Your goal:
Search the listing for "JSON" and copy every line where it appears.

Given entries:
━━━━━━━━━━━━━━━━━━━━━━━━━━━━━━

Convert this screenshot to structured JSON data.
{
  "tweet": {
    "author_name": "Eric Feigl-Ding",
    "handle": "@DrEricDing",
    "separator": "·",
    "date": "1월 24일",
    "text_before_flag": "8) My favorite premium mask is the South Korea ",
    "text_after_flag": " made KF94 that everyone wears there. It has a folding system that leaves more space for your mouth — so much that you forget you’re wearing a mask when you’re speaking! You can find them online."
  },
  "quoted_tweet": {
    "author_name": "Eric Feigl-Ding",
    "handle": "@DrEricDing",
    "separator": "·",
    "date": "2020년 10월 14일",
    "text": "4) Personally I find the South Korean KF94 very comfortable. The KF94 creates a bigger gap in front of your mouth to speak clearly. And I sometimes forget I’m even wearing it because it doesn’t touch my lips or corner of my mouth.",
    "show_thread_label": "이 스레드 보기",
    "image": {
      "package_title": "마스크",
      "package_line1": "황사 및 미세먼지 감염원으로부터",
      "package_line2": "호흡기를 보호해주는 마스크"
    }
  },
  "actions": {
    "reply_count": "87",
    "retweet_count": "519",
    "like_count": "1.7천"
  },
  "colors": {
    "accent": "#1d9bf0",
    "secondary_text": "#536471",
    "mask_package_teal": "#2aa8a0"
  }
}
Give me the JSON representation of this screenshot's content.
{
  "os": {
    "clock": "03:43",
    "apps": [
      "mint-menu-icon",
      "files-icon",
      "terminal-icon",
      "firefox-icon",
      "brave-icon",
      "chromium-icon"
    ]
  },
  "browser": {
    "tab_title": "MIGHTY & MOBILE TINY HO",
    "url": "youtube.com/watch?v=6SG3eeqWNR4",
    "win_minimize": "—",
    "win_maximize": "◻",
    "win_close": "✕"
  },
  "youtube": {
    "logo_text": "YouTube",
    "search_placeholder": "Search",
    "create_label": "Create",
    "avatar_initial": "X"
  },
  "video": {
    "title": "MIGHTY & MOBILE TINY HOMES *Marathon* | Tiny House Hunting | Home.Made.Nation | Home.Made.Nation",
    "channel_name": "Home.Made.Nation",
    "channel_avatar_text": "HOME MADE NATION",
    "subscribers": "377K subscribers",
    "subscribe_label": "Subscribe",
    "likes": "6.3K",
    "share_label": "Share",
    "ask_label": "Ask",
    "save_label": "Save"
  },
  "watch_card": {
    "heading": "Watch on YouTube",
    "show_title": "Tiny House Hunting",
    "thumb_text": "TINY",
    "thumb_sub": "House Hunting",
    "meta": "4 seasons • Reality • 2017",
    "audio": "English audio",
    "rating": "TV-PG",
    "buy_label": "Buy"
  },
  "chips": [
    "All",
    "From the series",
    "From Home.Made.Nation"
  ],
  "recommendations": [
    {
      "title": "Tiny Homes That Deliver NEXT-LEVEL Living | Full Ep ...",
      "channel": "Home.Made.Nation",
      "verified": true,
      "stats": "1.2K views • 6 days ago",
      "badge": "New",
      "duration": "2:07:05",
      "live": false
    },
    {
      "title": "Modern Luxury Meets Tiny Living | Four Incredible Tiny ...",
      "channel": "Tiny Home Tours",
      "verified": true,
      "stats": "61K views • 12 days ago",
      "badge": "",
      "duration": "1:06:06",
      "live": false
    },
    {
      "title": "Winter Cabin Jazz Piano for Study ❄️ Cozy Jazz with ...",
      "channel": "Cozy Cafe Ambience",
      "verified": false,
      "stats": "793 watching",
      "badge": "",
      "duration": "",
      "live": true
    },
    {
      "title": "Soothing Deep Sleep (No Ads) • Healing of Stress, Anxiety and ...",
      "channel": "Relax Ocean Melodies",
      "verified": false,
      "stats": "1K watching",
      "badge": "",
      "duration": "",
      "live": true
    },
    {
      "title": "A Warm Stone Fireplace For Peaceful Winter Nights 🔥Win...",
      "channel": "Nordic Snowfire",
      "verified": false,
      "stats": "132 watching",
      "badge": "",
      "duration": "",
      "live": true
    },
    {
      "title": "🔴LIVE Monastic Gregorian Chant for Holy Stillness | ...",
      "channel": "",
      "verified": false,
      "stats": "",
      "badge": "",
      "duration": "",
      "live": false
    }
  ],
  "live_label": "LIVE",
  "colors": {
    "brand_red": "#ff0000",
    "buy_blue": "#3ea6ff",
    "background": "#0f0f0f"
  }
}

━━━━━━━━━━━━━━━━━━━━━━━━━━━━━━

Answer below:
Convert this screenshot to structured JSON data.
Give me the JSON representation of this screenshot's content.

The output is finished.